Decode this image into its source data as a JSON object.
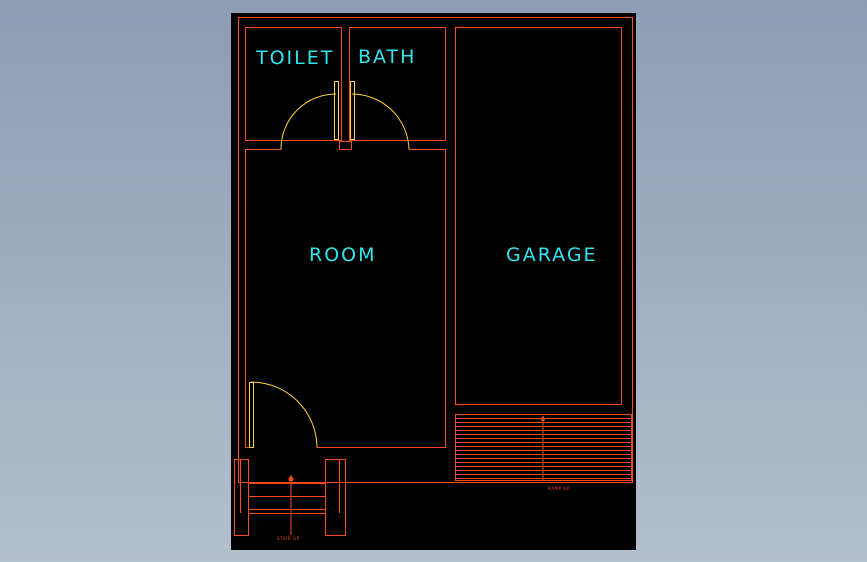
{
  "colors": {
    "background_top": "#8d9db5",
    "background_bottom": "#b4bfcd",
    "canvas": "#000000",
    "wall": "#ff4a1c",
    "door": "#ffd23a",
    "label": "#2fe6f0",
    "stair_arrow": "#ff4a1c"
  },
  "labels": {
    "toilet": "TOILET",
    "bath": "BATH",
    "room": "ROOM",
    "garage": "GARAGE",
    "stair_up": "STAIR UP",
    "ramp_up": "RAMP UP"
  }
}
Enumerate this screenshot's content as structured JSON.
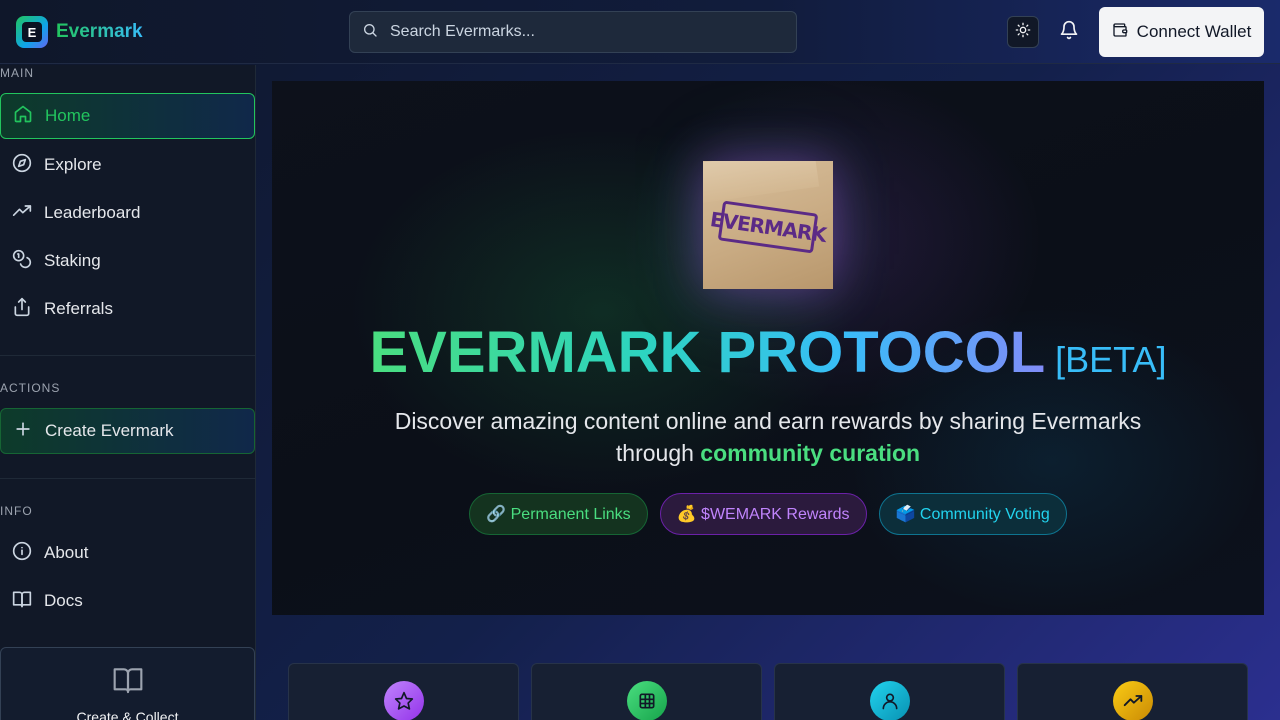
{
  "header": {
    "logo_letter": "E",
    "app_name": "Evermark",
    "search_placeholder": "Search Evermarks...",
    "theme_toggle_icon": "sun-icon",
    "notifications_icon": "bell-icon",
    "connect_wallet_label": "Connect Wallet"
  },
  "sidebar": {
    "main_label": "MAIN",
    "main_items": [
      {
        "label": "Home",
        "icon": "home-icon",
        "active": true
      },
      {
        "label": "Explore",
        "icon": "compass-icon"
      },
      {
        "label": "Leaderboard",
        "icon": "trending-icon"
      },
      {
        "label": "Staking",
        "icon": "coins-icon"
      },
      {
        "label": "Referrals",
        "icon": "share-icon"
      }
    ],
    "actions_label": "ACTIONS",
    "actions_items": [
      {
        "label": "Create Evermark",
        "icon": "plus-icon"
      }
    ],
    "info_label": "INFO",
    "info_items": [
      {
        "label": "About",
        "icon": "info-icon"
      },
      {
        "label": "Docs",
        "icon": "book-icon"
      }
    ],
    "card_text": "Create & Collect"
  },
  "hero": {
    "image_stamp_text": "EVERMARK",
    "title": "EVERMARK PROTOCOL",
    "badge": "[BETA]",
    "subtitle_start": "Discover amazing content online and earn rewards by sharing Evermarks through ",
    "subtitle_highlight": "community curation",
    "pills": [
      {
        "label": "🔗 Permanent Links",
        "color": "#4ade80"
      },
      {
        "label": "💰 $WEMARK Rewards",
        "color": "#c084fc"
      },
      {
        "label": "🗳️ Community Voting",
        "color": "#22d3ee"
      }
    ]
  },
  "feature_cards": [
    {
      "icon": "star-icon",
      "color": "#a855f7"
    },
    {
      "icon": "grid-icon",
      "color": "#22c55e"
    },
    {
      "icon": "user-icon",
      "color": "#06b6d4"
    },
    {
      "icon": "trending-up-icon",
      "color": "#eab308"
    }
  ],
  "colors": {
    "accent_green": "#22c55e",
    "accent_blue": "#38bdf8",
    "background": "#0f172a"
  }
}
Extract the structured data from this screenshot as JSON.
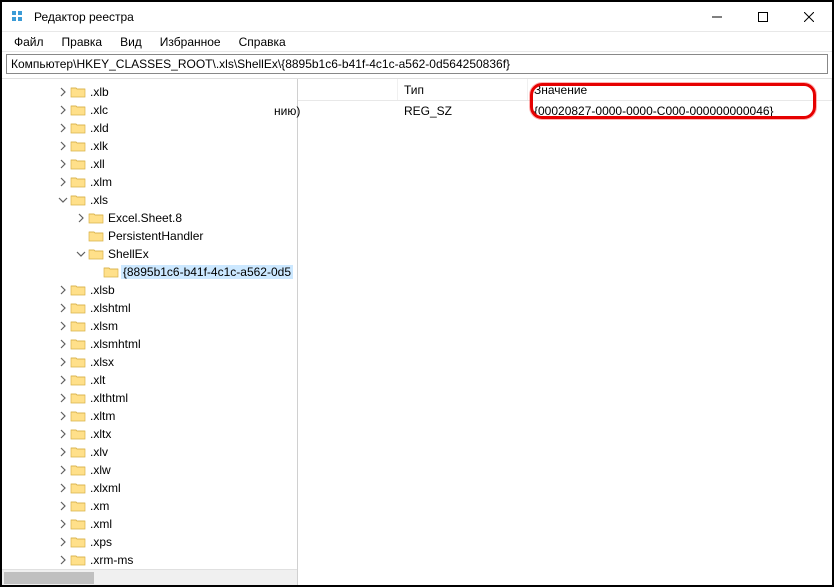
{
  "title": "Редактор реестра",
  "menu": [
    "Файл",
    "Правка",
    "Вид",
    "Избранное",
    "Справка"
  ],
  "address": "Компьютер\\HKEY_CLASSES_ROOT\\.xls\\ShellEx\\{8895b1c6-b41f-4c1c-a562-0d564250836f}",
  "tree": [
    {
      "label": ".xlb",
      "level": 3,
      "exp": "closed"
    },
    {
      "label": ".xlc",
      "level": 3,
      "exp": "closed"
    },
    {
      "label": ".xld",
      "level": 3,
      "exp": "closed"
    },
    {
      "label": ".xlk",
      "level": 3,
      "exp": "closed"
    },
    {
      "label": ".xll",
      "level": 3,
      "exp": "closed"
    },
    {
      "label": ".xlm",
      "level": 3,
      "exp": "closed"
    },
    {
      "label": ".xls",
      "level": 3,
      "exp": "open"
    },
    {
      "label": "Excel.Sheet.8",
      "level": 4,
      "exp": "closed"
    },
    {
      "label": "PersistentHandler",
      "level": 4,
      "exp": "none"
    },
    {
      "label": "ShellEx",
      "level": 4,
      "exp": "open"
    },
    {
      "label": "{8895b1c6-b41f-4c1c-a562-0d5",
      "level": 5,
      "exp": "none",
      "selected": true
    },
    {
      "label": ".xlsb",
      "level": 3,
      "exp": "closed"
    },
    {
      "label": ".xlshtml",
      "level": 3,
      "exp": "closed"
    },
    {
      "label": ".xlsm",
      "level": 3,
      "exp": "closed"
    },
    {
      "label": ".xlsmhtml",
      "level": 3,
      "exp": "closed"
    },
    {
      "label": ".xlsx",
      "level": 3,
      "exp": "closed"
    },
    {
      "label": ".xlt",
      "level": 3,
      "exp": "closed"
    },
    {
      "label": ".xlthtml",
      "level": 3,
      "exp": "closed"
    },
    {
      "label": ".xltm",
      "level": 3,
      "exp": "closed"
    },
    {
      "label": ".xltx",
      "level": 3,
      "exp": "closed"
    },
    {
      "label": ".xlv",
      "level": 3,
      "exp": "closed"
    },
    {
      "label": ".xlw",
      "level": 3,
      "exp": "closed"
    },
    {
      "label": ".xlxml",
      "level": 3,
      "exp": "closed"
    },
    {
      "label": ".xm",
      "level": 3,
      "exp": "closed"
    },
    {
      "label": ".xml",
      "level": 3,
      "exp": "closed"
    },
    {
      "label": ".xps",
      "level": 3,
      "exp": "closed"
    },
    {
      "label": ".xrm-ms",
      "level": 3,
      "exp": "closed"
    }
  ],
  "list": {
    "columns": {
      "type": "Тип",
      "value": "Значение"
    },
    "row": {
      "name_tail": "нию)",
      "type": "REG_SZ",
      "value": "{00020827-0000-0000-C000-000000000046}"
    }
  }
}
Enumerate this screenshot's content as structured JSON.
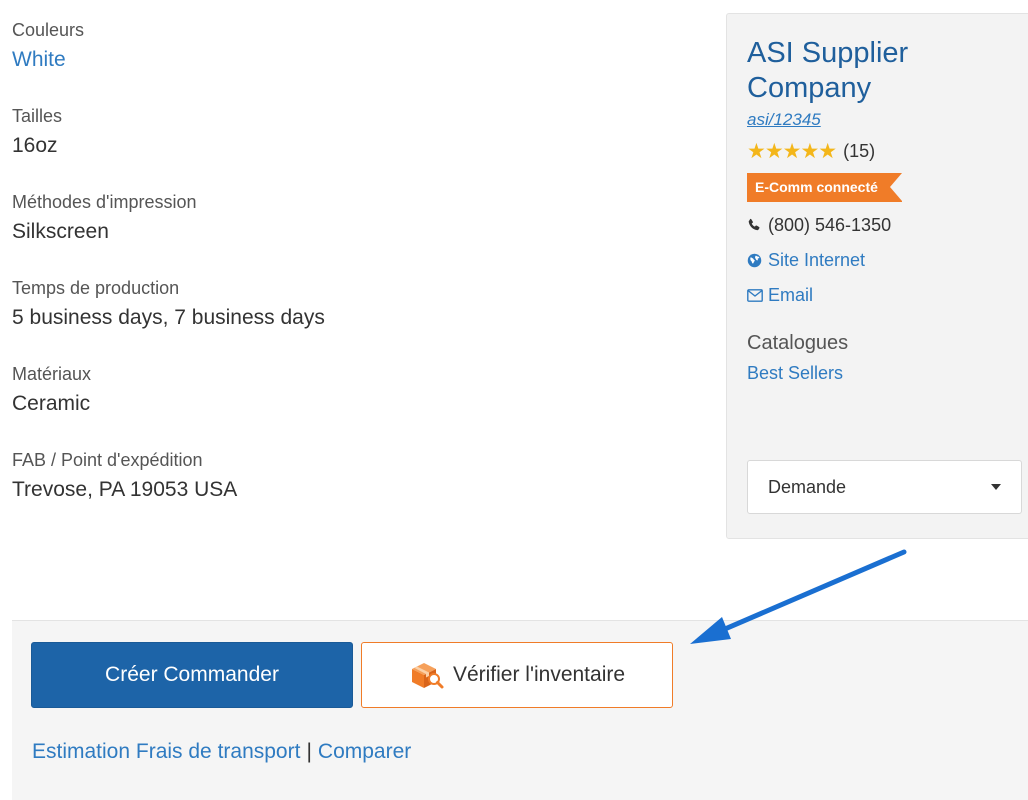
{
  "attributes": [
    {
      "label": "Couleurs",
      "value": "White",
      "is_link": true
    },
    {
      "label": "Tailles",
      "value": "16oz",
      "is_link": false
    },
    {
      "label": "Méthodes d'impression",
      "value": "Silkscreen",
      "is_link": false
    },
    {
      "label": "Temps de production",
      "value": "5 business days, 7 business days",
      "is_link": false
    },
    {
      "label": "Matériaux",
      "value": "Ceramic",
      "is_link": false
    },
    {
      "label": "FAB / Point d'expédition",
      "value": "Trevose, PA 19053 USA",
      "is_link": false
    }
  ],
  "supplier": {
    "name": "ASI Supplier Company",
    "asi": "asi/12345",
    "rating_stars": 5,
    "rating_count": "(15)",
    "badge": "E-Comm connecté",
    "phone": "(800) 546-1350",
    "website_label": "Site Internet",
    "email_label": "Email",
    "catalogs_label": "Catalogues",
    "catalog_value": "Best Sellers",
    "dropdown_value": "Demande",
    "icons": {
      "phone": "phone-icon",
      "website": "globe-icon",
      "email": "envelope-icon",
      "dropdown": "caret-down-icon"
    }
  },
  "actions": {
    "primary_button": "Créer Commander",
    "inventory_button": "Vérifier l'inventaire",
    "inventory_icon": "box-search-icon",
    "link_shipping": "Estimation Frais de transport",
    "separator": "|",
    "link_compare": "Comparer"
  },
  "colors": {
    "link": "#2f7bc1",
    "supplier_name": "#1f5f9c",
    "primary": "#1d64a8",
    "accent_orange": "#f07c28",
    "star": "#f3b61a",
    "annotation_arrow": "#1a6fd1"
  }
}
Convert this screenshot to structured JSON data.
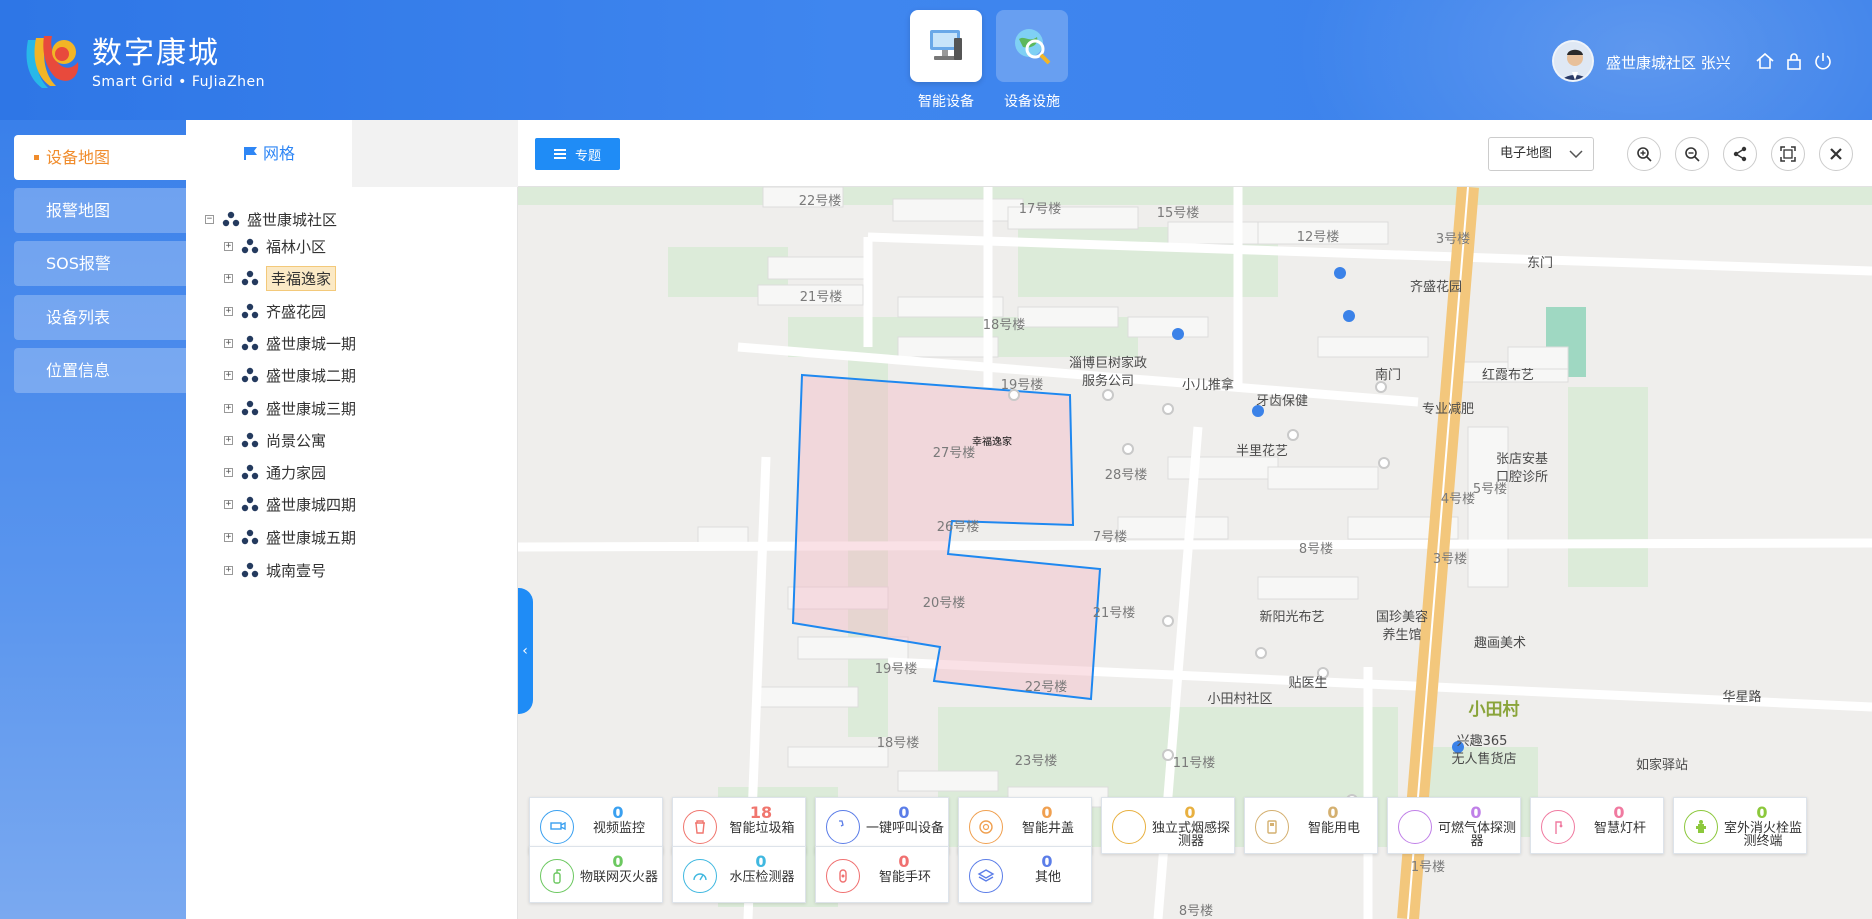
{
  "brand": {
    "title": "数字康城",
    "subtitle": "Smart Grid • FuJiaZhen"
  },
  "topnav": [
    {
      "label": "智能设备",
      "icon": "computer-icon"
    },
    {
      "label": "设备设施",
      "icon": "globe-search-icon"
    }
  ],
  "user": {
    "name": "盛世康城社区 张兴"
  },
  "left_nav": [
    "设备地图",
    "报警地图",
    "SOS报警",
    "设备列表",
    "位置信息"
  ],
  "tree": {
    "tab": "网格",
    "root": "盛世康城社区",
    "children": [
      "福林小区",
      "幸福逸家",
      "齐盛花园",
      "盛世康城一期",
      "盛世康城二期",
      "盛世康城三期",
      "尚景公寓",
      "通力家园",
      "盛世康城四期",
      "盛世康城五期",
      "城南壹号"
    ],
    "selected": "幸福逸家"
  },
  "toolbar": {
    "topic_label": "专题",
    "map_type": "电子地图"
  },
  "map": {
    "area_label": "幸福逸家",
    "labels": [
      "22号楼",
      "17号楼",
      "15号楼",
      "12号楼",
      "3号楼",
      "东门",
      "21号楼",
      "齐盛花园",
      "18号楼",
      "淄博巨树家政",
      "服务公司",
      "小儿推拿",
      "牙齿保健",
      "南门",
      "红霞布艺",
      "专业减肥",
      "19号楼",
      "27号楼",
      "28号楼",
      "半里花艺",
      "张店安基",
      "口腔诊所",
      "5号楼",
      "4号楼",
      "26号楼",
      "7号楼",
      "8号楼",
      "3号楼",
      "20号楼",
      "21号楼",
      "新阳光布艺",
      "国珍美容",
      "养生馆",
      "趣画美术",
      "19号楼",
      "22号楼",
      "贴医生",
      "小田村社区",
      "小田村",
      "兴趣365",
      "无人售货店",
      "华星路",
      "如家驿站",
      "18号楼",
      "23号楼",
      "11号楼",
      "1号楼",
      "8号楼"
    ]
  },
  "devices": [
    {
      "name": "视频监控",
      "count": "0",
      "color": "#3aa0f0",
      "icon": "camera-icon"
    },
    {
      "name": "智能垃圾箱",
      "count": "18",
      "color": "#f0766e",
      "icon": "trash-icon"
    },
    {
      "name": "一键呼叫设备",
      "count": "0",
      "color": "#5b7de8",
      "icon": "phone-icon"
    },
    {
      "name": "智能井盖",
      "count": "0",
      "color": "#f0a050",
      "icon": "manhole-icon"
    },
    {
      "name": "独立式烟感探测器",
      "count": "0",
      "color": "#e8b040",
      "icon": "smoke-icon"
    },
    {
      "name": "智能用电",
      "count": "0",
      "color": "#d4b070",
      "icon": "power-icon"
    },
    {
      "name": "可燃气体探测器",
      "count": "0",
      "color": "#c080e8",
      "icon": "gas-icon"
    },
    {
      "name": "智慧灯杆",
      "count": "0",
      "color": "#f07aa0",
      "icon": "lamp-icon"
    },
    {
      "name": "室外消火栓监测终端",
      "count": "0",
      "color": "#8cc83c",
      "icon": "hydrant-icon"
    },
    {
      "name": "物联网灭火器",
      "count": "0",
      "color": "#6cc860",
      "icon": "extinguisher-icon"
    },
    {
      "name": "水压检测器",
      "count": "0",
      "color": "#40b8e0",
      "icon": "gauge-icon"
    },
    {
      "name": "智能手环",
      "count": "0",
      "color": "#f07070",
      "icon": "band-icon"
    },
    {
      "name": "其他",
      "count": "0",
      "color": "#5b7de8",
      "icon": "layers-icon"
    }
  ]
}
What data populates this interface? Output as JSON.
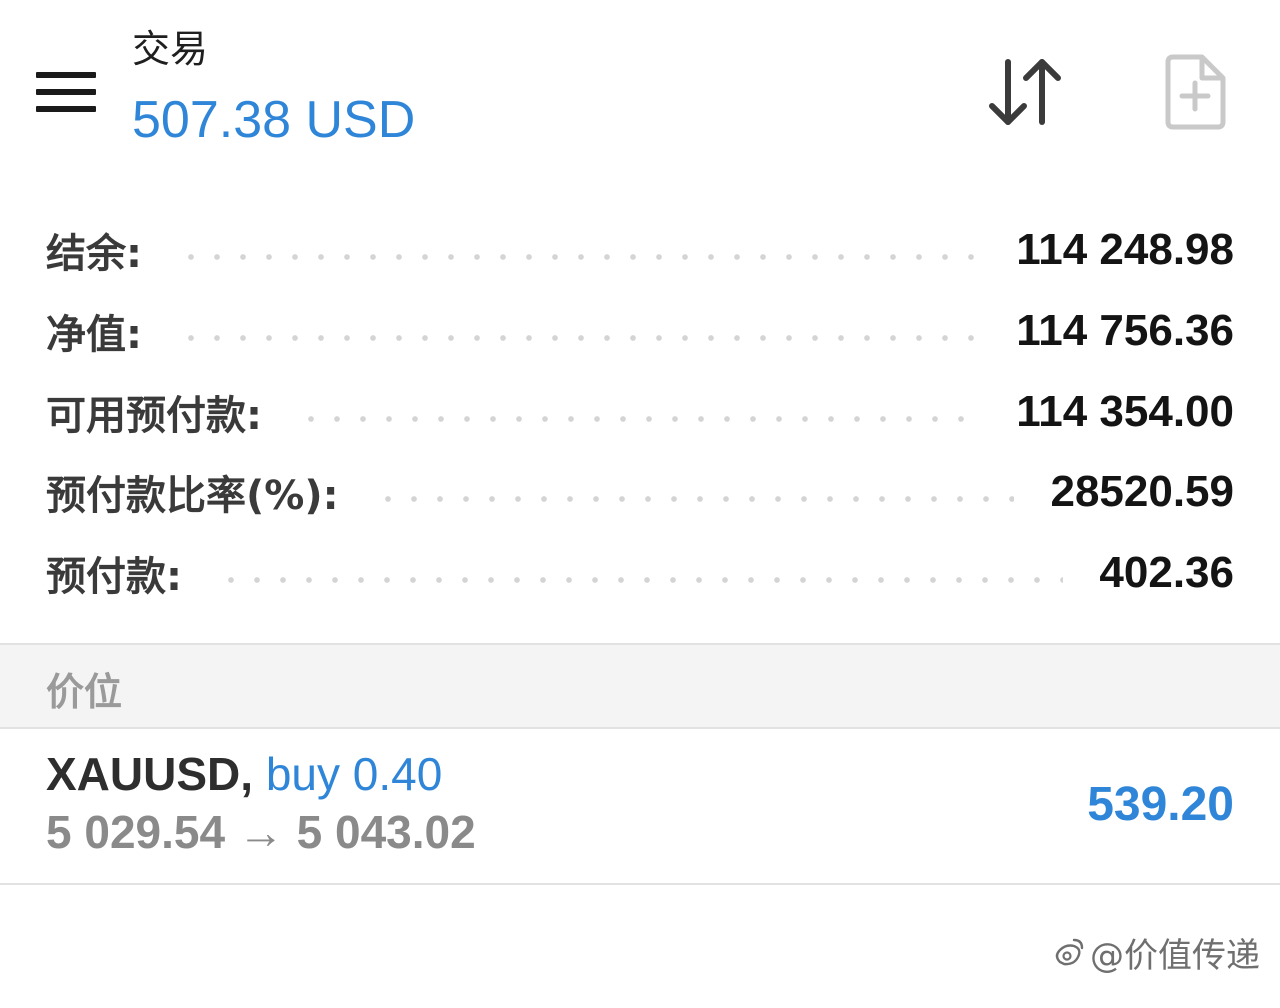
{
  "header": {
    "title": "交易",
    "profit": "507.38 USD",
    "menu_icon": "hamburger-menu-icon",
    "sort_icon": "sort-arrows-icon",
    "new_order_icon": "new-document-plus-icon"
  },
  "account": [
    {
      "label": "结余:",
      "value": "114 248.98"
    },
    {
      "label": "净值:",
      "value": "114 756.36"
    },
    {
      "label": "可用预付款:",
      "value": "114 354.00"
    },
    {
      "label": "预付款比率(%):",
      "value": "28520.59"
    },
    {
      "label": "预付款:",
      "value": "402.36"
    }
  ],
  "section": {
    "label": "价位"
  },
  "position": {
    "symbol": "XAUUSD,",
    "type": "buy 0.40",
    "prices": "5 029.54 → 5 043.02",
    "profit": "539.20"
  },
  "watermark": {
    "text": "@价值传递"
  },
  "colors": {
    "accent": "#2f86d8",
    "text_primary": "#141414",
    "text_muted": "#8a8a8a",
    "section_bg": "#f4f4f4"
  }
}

# # # # #

◆ **Short task**:
List every line above that holds the word "phone".

◆ **Written reply**:
    "phone": "(800) 546-1350",
      "phone": "phone-icon",
      "icon": "phone-icon"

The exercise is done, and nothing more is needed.